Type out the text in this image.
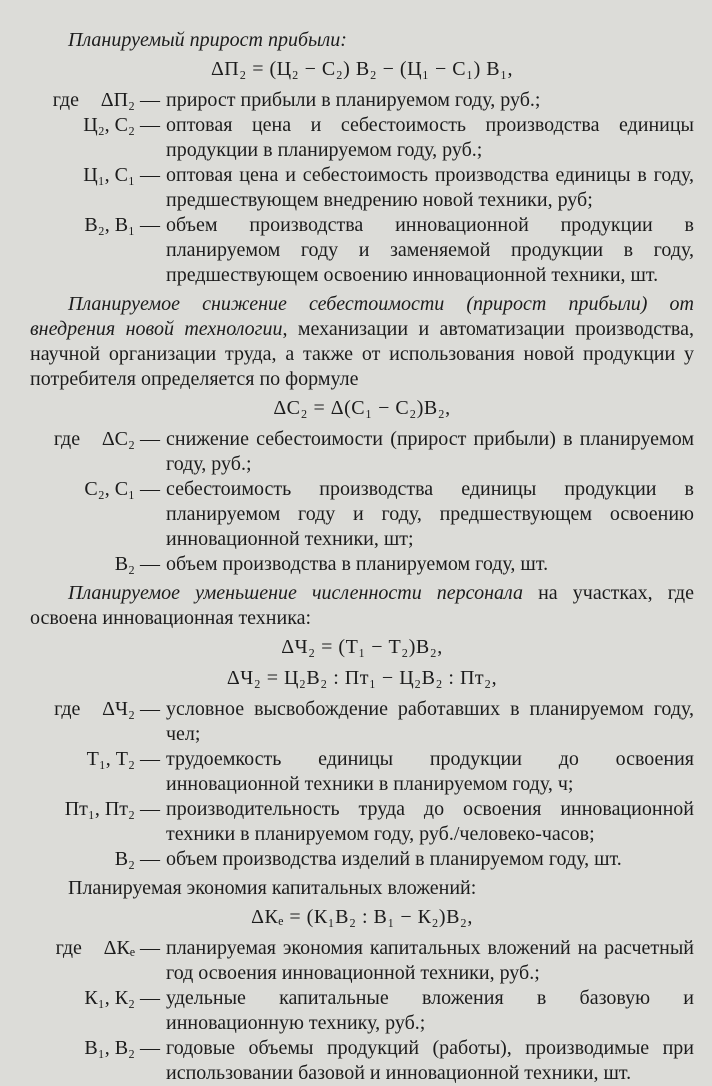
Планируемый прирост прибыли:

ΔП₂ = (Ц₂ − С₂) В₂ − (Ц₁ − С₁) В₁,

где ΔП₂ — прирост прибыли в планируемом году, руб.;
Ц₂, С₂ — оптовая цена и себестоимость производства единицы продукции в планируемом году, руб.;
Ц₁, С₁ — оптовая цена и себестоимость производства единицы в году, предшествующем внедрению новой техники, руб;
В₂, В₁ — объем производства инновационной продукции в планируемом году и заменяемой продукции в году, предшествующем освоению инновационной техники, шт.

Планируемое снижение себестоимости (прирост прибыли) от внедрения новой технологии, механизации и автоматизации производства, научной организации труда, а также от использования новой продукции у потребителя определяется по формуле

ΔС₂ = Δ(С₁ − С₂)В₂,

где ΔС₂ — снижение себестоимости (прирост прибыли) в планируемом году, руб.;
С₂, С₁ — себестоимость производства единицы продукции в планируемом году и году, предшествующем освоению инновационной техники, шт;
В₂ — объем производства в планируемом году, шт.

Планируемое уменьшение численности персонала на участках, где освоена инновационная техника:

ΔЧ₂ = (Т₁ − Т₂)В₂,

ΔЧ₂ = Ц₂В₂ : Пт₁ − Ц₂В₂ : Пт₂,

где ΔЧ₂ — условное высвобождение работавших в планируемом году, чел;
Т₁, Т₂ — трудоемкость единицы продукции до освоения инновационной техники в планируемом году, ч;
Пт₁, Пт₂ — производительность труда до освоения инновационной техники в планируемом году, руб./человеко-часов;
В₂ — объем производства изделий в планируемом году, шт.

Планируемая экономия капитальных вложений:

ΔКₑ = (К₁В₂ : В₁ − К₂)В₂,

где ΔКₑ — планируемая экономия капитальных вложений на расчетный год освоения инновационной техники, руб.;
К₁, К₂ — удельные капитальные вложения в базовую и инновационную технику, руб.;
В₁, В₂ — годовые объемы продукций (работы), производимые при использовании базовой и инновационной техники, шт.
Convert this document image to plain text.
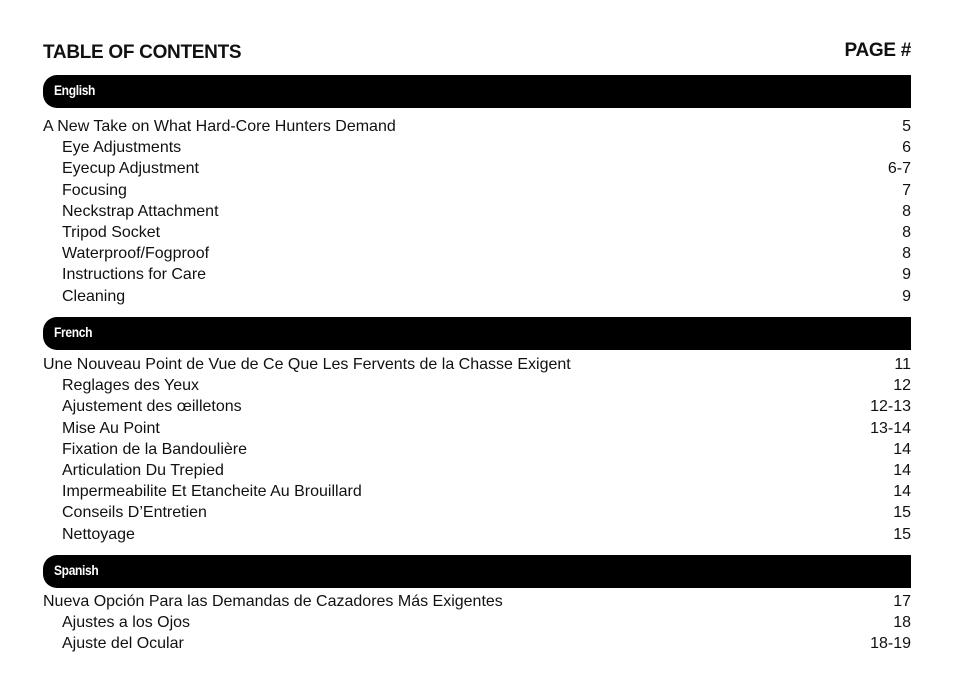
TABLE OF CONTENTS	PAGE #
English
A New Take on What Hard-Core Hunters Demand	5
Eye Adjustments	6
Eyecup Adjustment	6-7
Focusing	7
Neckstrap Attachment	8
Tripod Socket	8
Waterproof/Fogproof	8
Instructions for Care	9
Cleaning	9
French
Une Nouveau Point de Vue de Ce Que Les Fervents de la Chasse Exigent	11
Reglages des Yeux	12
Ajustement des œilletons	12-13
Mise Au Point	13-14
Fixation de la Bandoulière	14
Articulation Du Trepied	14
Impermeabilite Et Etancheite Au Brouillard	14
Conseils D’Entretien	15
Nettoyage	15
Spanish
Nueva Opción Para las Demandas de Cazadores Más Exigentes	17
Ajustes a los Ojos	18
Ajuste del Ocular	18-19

┄┄┄┄┄┄

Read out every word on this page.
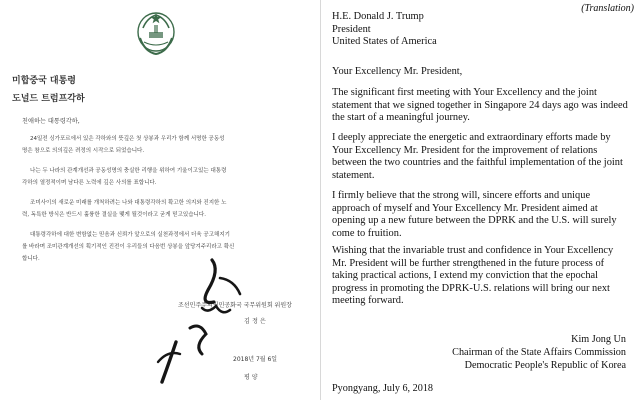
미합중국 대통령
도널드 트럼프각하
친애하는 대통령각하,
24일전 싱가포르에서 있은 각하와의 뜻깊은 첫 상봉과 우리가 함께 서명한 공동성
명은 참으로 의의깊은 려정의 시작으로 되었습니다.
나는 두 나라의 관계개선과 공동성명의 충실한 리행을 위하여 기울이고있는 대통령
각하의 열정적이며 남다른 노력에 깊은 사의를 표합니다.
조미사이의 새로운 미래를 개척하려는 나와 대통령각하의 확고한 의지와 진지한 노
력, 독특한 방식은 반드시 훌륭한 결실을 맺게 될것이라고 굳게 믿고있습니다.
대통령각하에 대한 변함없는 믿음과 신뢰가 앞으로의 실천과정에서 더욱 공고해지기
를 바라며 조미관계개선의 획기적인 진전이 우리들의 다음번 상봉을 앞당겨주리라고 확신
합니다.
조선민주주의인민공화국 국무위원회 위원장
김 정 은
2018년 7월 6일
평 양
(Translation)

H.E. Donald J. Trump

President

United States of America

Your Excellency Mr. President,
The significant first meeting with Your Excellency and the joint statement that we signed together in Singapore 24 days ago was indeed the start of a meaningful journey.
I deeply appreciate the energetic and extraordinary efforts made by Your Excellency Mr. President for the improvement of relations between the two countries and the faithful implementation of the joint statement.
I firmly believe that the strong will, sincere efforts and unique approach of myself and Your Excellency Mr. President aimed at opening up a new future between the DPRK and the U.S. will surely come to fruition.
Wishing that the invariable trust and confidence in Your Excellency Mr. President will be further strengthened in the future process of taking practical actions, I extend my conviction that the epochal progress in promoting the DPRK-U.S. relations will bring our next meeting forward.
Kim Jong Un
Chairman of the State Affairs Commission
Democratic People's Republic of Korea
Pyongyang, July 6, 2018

┄┄┄┄┄┄

INSTRUCTION -> Tally the lines of the preceding listing in which the word "Планируемое" appears; state nothing but the total.

EXERCISE OUTPUT -> 2